Task to carry out:
Go through the records underneath and write each one out again exactly.

----

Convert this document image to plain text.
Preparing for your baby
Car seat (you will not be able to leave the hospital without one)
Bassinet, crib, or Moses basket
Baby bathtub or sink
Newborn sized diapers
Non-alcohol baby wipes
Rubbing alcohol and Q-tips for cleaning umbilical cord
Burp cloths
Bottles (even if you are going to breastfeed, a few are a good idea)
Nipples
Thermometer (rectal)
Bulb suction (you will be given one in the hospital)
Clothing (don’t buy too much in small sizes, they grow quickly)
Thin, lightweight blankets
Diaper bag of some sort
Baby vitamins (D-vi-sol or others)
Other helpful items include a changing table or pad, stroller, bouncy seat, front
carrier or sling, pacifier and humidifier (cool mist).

----

In response:
Convert this document image to plain text.
Preparing for your baby
Car seat (you will not be able to leave the hospital without one)
Bassinet, crib, or Moses basket
Baby bathtub or sink
Newborn sized diapers
Non-alcohol baby wipes
Rubbing alcohol and Q-tips for cleaning umbilical cord
Burp cloths
Bottles (even if you are going to breastfeed, a few are a good idea)
Nipples
Thermometer (rectal)
Bulb suction (you will be given one in the hospital)
Clothing (don’t buy too much in small sizes, they grow quickly)
Thin, lightweight blankets
Diaper bag of some sort
Baby vitamins (D-vi-sol or others)
Other helpful items include a changing table or pad, stroller, bouncy seat, front
carrier or sling, pacifier and humidifier (cool mist).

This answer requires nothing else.